:: A run of records ::

━━━

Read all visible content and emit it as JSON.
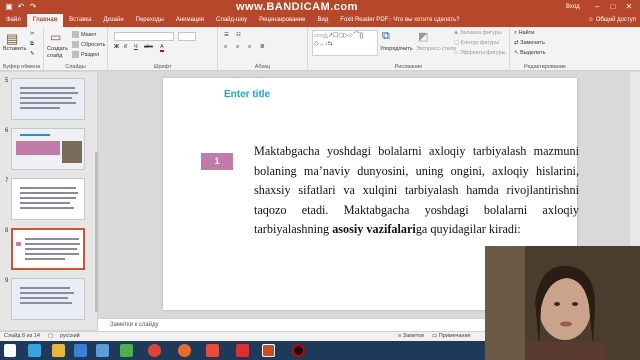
{
  "watermark": "www.BANDICAM.com",
  "ribbon_tabs": [
    "Файл",
    "Главная",
    "Вставка",
    "Дизайн",
    "Переходы",
    "Анимация",
    "Слайд-шоу",
    "Рецензирование",
    "Вид",
    "Foxit Reader PDF"
  ],
  "tell_me": "Что вы хотите сделать?",
  "signin": "Вход",
  "share": "Общий доступ",
  "groups": {
    "clipboard": {
      "paste": "Вставить",
      "label": "Буфер обмена"
    },
    "slides": {
      "create": "Создать слайд",
      "layout": "Макет",
      "reset": "Сбросить",
      "section": "Раздел",
      "label": "Слайды"
    },
    "font": {
      "label": "Шрифт"
    },
    "paragraph": {
      "label": "Абзац"
    },
    "drawing": {
      "arrange": "Упорядочить",
      "styles": "Экспресс-стили",
      "fill": "Заливка фигуры",
      "outline": "Контур фигуры",
      "effects": "Эффекты фигуры",
      "label": "Рисование"
    },
    "editing": {
      "find": "Найти",
      "replace": "Заменить",
      "select": "Выделить",
      "label": "Редактирование"
    }
  },
  "thumbnails": [
    {
      "num": "5"
    },
    {
      "num": "6"
    },
    {
      "num": "7"
    },
    {
      "num": "8"
    },
    {
      "num": "9"
    }
  ],
  "slide": {
    "title": "Enter title",
    "number": "1",
    "body_pre": "Maktabgacha yoshdagi bolalarni axloqiy tarbiyalash mazmuni bolaning ma’naviy dunyosini, uning ongini, axloqiy hislarini, shaxsiy sifatlari va xulqini tarbiyalash hamda rivojlantirishni taqozo etadi. Maktabgacha yoshdagi bolalarni axloqiy tarbiyalashning ",
    "body_bold": "asosiy vazifalari",
    "body_post": "ga quyidagilar kiradi:"
  },
  "notes_placeholder": "Заметки к слайду",
  "status": {
    "slide": "Слайд 8 из 14",
    "lang": "русский",
    "notes": "Заметки",
    "comments": "Примечания"
  },
  "colors": {
    "accent": "#b7472a",
    "title": "#1fa3c9",
    "numbox": "#c17ba8"
  }
}
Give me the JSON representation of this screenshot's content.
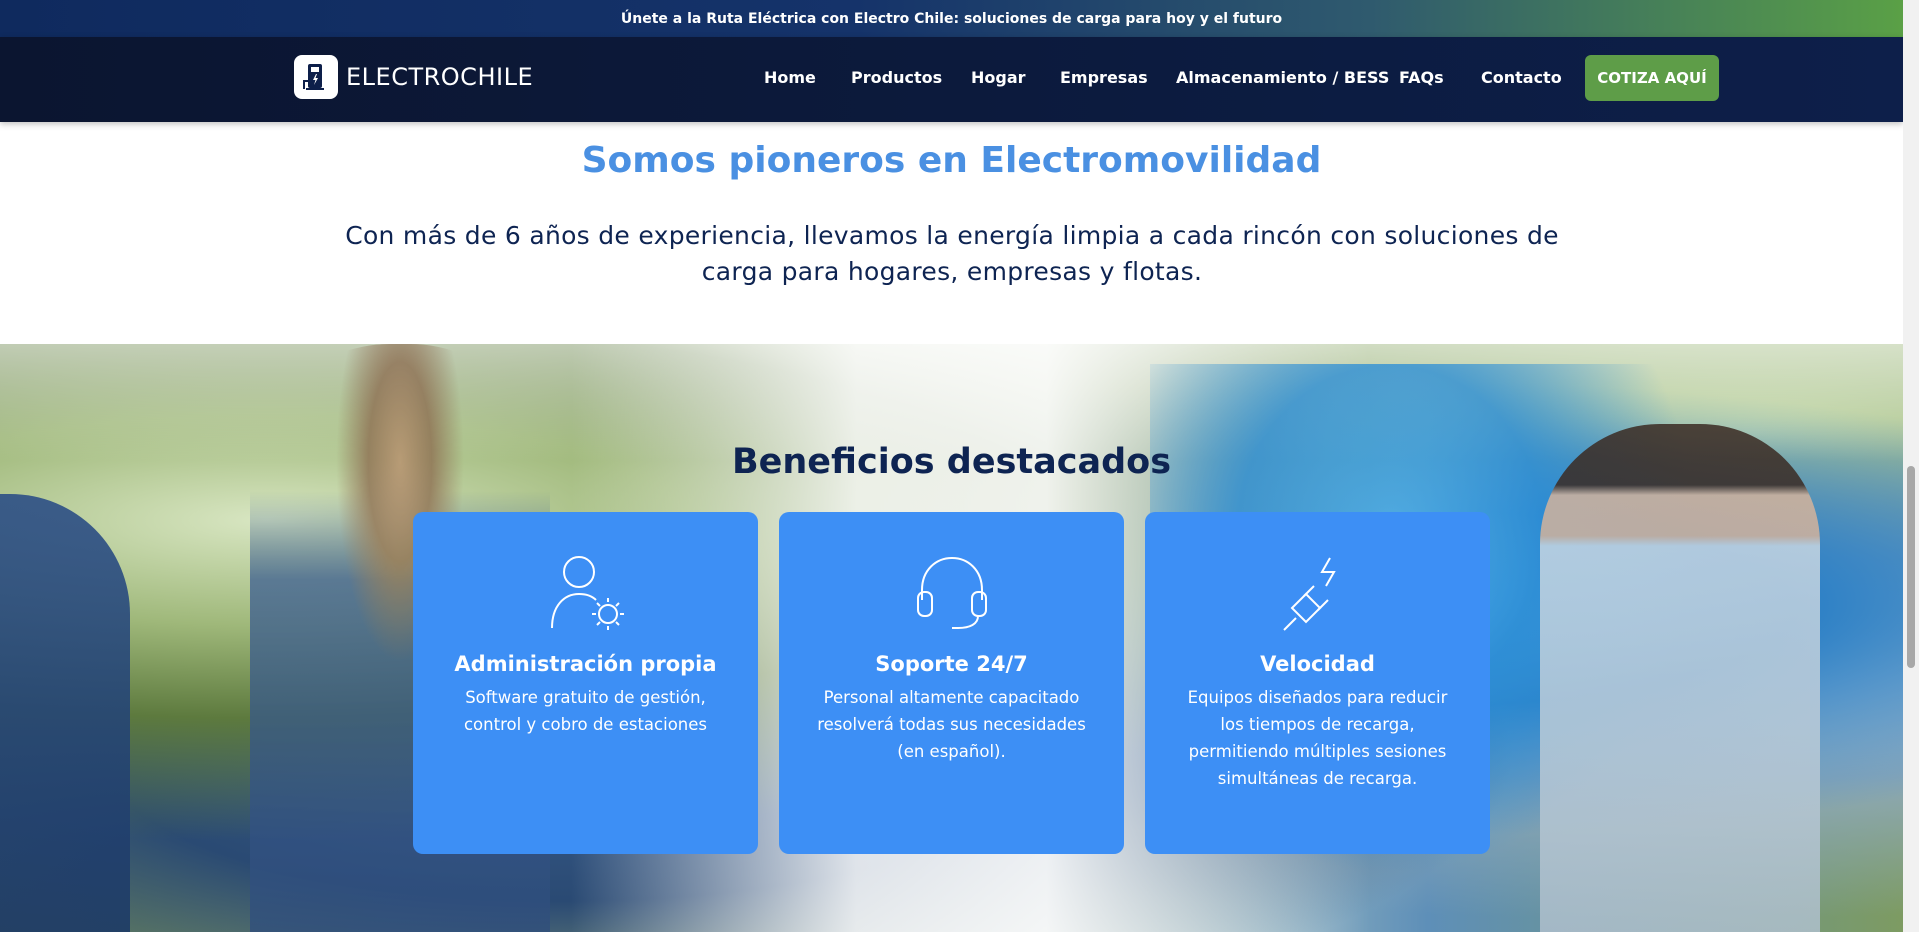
{
  "announcement": "Únete a la Ruta Eléctrica con Electro Chile: soluciones de carga para hoy y el futuro",
  "brand": {
    "name": "ELECTROCHILE",
    "logo_icon": "ev-charger-icon"
  },
  "nav": {
    "items": [
      {
        "label": "Home"
      },
      {
        "label": "Productos"
      },
      {
        "label": "Hogar"
      },
      {
        "label": "Empresas"
      },
      {
        "label": "Almacenamiento / BESS"
      },
      {
        "label": "FAQs"
      },
      {
        "label": "Contacto"
      }
    ],
    "cta_label": "COTIZA AQUÍ"
  },
  "intro": {
    "title": "Somos pioneros en Electromovilidad",
    "text": "Con más de 6 años de experiencia, llevamos la energía limpia a cada rincón con soluciones de carga para hogares, empresas y flotas."
  },
  "benefits": {
    "title": "Beneficios destacados",
    "cards": [
      {
        "icon": "user-gear-icon",
        "title": "Administración propia",
        "text": "Software gratuito de gestión, control y cobro de estaciones"
      },
      {
        "icon": "headset-icon",
        "title": "Soporte 24/7",
        "text": "Personal altamente capacitado resolverá todas sus necesidades (en español)."
      },
      {
        "icon": "plug-lightning-icon",
        "title": "Velocidad",
        "text": "Equipos diseñados para reducir los tiempos de recarga, permitiendo múltiples sesiones simultáneas de recarga."
      }
    ]
  },
  "colors": {
    "accent_blue": "#3d8ff5",
    "title_blue": "#4a90e2",
    "navy": "#0e2452",
    "cta_green": "#5e9d48"
  }
}
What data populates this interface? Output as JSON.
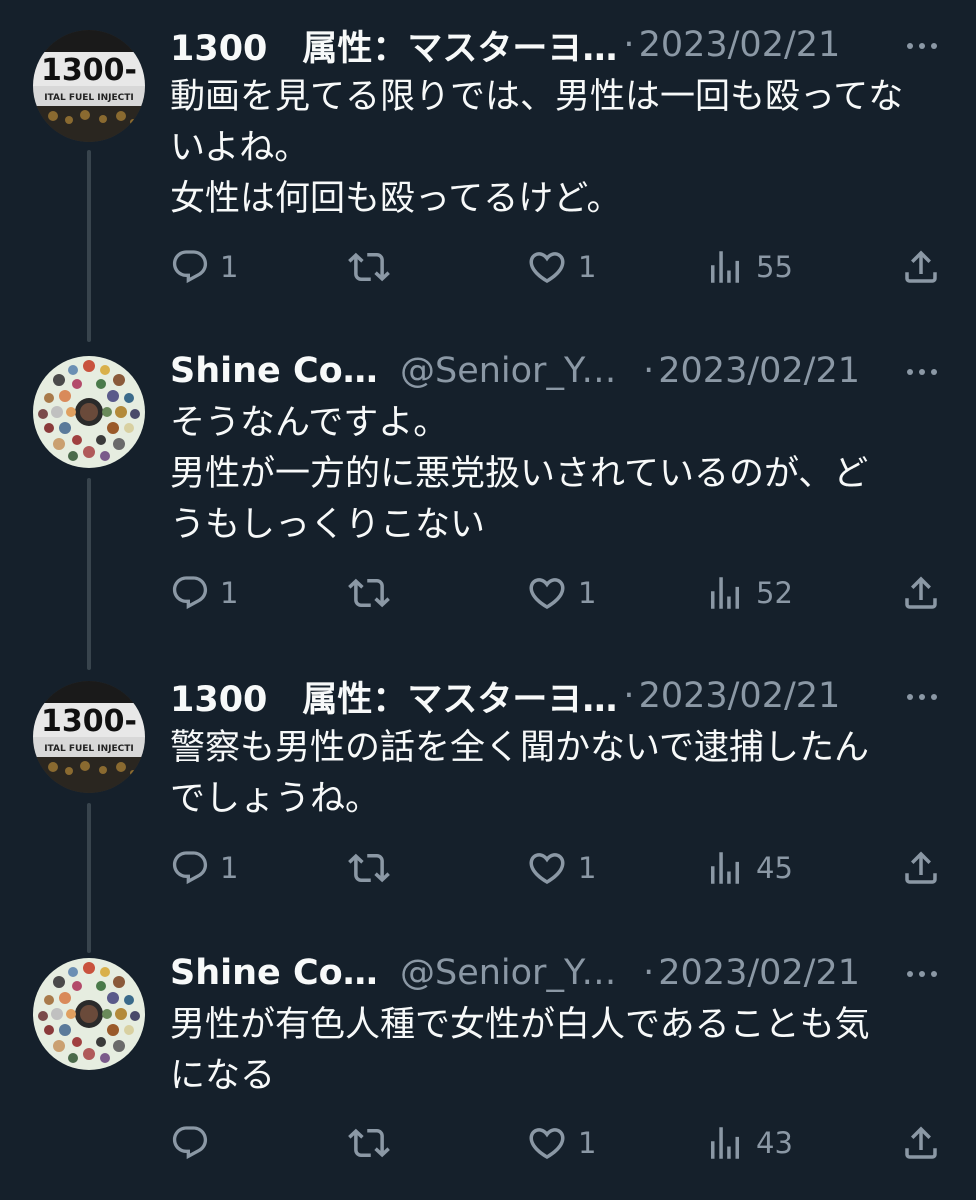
{
  "tweets": [
    {
      "name": "1300　属性：マスターヨ…",
      "handle": "",
      "dot": "·",
      "date": "2023/02/21",
      "lines": [
        "動画を見てる限りでは、男性は一回も殴ってな",
        "いよね。",
        "女性は何回も殴ってるけど。"
      ],
      "replies": "1",
      "retweets": "",
      "likes": "1",
      "views": "55",
      "avatar": "1300-engine-badge"
    },
    {
      "name": "Shine Cove",
      "handle": "@Senior_Yu…",
      "dot": "·",
      "date": "2023/02/21",
      "lines": [
        "そうなんですよ。",
        "男性が一方的に悪党扱いされているのが、ど",
        "うもしっくりこない"
      ],
      "replies": "1",
      "retweets": "",
      "likes": "1",
      "views": "52",
      "avatar": "circle-collage"
    },
    {
      "name": "1300　属性：マスターヨ…",
      "handle": "",
      "dot": "·",
      "date": "2023/02/21",
      "lines": [
        "警察も男性の話を全く聞かないで逮捕したん",
        "でしょうね。"
      ],
      "replies": "1",
      "retweets": "",
      "likes": "1",
      "views": "45",
      "avatar": "1300-engine-badge"
    },
    {
      "name": "Shine Cove",
      "handle": "@Senior_Yu…",
      "dot": "·",
      "date": "2023/02/21",
      "lines": [
        "男性が有色人種で女性が白人であることも気",
        "になる"
      ],
      "replies": "",
      "retweets": "",
      "likes": "1",
      "views": "43",
      "avatar": "circle-collage"
    }
  ],
  "avatar_text": {
    "line1": "1300-",
    "line2": "ITAL FUEL INJECTI"
  },
  "icons": {
    "reply": "reply-icon",
    "retweet": "retweet-icon",
    "like": "heart-icon",
    "views": "views-bar-icon",
    "share": "share-icon",
    "more": "more-dots-icon"
  },
  "colors": {
    "background": "#15202b",
    "text": "#f7f9f9",
    "secondary": "#8b98a5",
    "thread_line": "#38444d"
  }
}
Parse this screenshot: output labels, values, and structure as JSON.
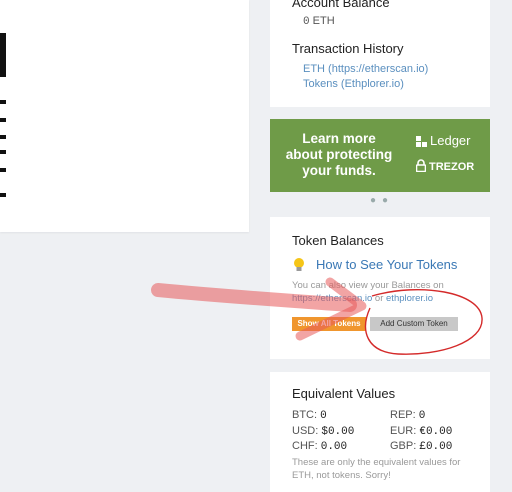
{
  "account": {
    "balance_title": "Account Balance",
    "balance_value": "0",
    "balance_unit": "ETH",
    "history_title": "Transaction History",
    "eth_link": "ETH (https://etherscan.io)",
    "tokens_link": "Tokens (Ethplorer.io)"
  },
  "banner": {
    "line1": "Learn more",
    "line2": "about protecting",
    "line3": "your funds.",
    "ledger": "Ledger",
    "trezor": "TREZOR"
  },
  "tokens": {
    "title": "Token Balances",
    "howto": "How to See Your Tokens",
    "note_prefix": "You can also view your Balances on",
    "etherscan": "https://etherscan.io",
    "or": "or",
    "ethplorer": "ethplorer.io",
    "show_all": "Show All Tokens",
    "add_custom": "Add Custom Token"
  },
  "equivalent": {
    "title": "Equivalent Values",
    "btc_label": "BTC:",
    "btc_value": "0",
    "rep_label": "REP:",
    "rep_value": "0",
    "usd_label": "USD:",
    "usd_value": "$0.00",
    "eur_label": "EUR:",
    "eur_value": "€0.00",
    "chf_label": "CHF:",
    "chf_value": "0.00",
    "gbp_label": "GBP:",
    "gbp_value": "£0.00",
    "note": "These are only the equivalent values for ETH, not tokens. Sorry!"
  },
  "annotation_color": "#e85a5a"
}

━━━

:: WORK REQUIRED ::
Write out the listing above exactly as it stands, pictures excluded.

:: SOLUTION FOR THIS PROBLEM ::
Read all visible content and emit it as JSON.
{
  "watermark": "www.BANDICAM.com",
  "ribbon_tabs": [
    "Файл",
    "Главная",
    "Вставка",
    "Дизайн",
    "Переходы",
    "Анимация",
    "Слайд-шоу",
    "Рецензирование",
    "Вид",
    "Foxit Reader PDF"
  ],
  "tell_me": "Что вы хотите сделать?",
  "signin": "Вход",
  "share": "Общий доступ",
  "groups": {
    "clipboard": {
      "paste": "Вставить",
      "label": "Буфер обмена"
    },
    "slides": {
      "create": "Создать слайд",
      "layout": "Макет",
      "reset": "Сбросить",
      "section": "Раздел",
      "label": "Слайды"
    },
    "font": {
      "label": "Шрифт"
    },
    "paragraph": {
      "label": "Абзац"
    },
    "drawing": {
      "arrange": "Упорядочить",
      "styles": "Экспресс-стили",
      "fill": "Заливка фигуры",
      "outline": "Контур фигуры",
      "effects": "Эффекты фигуры",
      "label": "Рисование"
    },
    "editing": {
      "find": "Найти",
      "replace": "Заменить",
      "select": "Выделить",
      "label": "Редактирование"
    }
  },
  "thumbnails": [
    {
      "num": "5"
    },
    {
      "num": "6"
    },
    {
      "num": "7"
    },
    {
      "num": "8"
    },
    {
      "num": "9"
    }
  ],
  "slide": {
    "title": "Enter title",
    "number": "1",
    "body_pre": "Maktabgacha yoshdagi bolalarni axloqiy tarbiyalash mazmuni bolaning ma’naviy dunyosini, uning ongini, axloqiy hislarini, shaxsiy sifatlari va xulqini tarbiyalash hamda rivojlantirishni taqozo etadi. Maktabgacha yoshdagi bolalarni axloqiy tarbiyalashning ",
    "body_bold": "asosiy vazifalari",
    "body_post": "ga quyidagilar kiradi:"
  },
  "notes_placeholder": "Заметки к слайду",
  "status": {
    "slide": "Слайд 8 из 14",
    "lang": "русский",
    "notes": "Заметки",
    "comments": "Примечания"
  },
  "colors": {
    "accent": "#b7472a",
    "title": "#1fa3c9",
    "numbox": "#c17ba8"
  }
}
Give me the JSON representation of this screenshot's content.
{
  "announcement": "Únete a la Ruta Eléctrica con Electro Chile: soluciones de carga para hoy y el futuro",
  "brand": {
    "name": "ELECTROCHILE",
    "logo_icon": "ev-charger-icon"
  },
  "nav": {
    "items": [
      {
        "label": "Home"
      },
      {
        "label": "Productos"
      },
      {
        "label": "Hogar"
      },
      {
        "label": "Empresas"
      },
      {
        "label": "Almacenamiento / BESS"
      },
      {
        "label": "FAQs"
      },
      {
        "label": "Contacto"
      }
    ],
    "cta_label": "COTIZA AQUÍ"
  },
  "intro": {
    "title": "Somos pioneros en Electromovilidad",
    "text": "Con más de 6 años de experiencia, llevamos la energía limpia a cada rincón con soluciones de carga para hogares, empresas y flotas."
  },
  "benefits": {
    "title": "Beneficios destacados",
    "cards": [
      {
        "icon": "user-gear-icon",
        "title": "Administración propia",
        "text": "Software gratuito de gestión, control y cobro de estaciones"
      },
      {
        "icon": "headset-icon",
        "title": "Soporte 24/7",
        "text": "Personal altamente capacitado resolverá todas sus necesidades (en español)."
      },
      {
        "icon": "plug-lightning-icon",
        "title": "Velocidad",
        "text": "Equipos diseñados para reducir los tiempos de recarga, permitiendo múltiples sesiones simultáneas de recarga."
      }
    ]
  },
  "colors": {
    "accent_blue": "#3d8ff5",
    "title_blue": "#4a90e2",
    "navy": "#0e2452",
    "cta_green": "#5e9d48"
  }
}
What data populates this interface? Output as JSON.
{
  "tweets": [
    {
      "name": "1300　属性：マスターヨ…",
      "handle": "",
      "dot": "·",
      "date": "2023/02/21",
      "lines": [
        "動画を見てる限りでは、男性は一回も殴ってな",
        "いよね。",
        "女性は何回も殴ってるけど。"
      ],
      "replies": "1",
      "retweets": "",
      "likes": "1",
      "views": "55",
      "avatar": "1300-engine-badge"
    },
    {
      "name": "Shine Cove",
      "handle": "@Senior_Yu…",
      "dot": "·",
      "date": "2023/02/21",
      "lines": [
        "そうなんですよ。",
        "男性が一方的に悪党扱いされているのが、ど",
        "うもしっくりこない"
      ],
      "replies": "1",
      "retweets": "",
      "likes": "1",
      "views": "52",
      "avatar": "circle-collage"
    },
    {
      "name": "1300　属性：マスターヨ…",
      "handle": "",
      "dot": "·",
      "date": "2023/02/21",
      "lines": [
        "警察も男性の話を全く聞かないで逮捕したん",
        "でしょうね。"
      ],
      "replies": "1",
      "retweets": "",
      "likes": "1",
      "views": "45",
      "avatar": "1300-engine-badge"
    },
    {
      "name": "Shine Cove",
      "handle": "@Senior_Yu…",
      "dot": "·",
      "date": "2023/02/21",
      "lines": [
        "男性が有色人種で女性が白人であることも気",
        "になる"
      ],
      "replies": "",
      "retweets": "",
      "likes": "1",
      "views": "43",
      "avatar": "circle-collage"
    }
  ],
  "avatar_text": {
    "line1": "1300-",
    "line2": "ITAL FUEL INJECTI"
  },
  "icons": {
    "reply": "reply-icon",
    "retweet": "retweet-icon",
    "like": "heart-icon",
    "views": "views-bar-icon",
    "share": "share-icon",
    "more": "more-dots-icon"
  },
  "colors": {
    "background": "#15202b",
    "text": "#f7f9f9",
    "secondary": "#8b98a5",
    "thread_line": "#38444d"
  }
}
Parse this screenshot: output labels, values, and structure as JSON.
{
  "account": {
    "balance_title": "Account Balance",
    "balance_value": "0",
    "balance_unit": "ETH",
    "history_title": "Transaction History",
    "eth_link": "ETH (https://etherscan.io)",
    "tokens_link": "Tokens (Ethplorer.io)"
  },
  "banner": {
    "line1": "Learn more",
    "line2": "about protecting",
    "line3": "your funds.",
    "ledger": "Ledger",
    "trezor": "TREZOR"
  },
  "tokens": {
    "title": "Token Balances",
    "howto": "How to See Your Tokens",
    "note_prefix": "You can also view your Balances on",
    "etherscan": "https://etherscan.io",
    "or": "or",
    "ethplorer": "ethplorer.io",
    "show_all": "Show All Tokens",
    "add_custom": "Add Custom Token"
  },
  "equivalent": {
    "title": "Equivalent Values",
    "btc_label": "BTC:",
    "btc_value": "0",
    "rep_label": "REP:",
    "rep_value": "0",
    "usd_label": "USD:",
    "usd_value": "$0.00",
    "eur_label": "EUR:",
    "eur_value": "€0.00",
    "chf_label": "CHF:",
    "chf_value": "0.00",
    "gbp_label": "GBP:",
    "gbp_value": "£0.00",
    "note": "These are only the equivalent values for ETH, not tokens. Sorry!"
  },
  "annotation_color": "#e85a5a"
}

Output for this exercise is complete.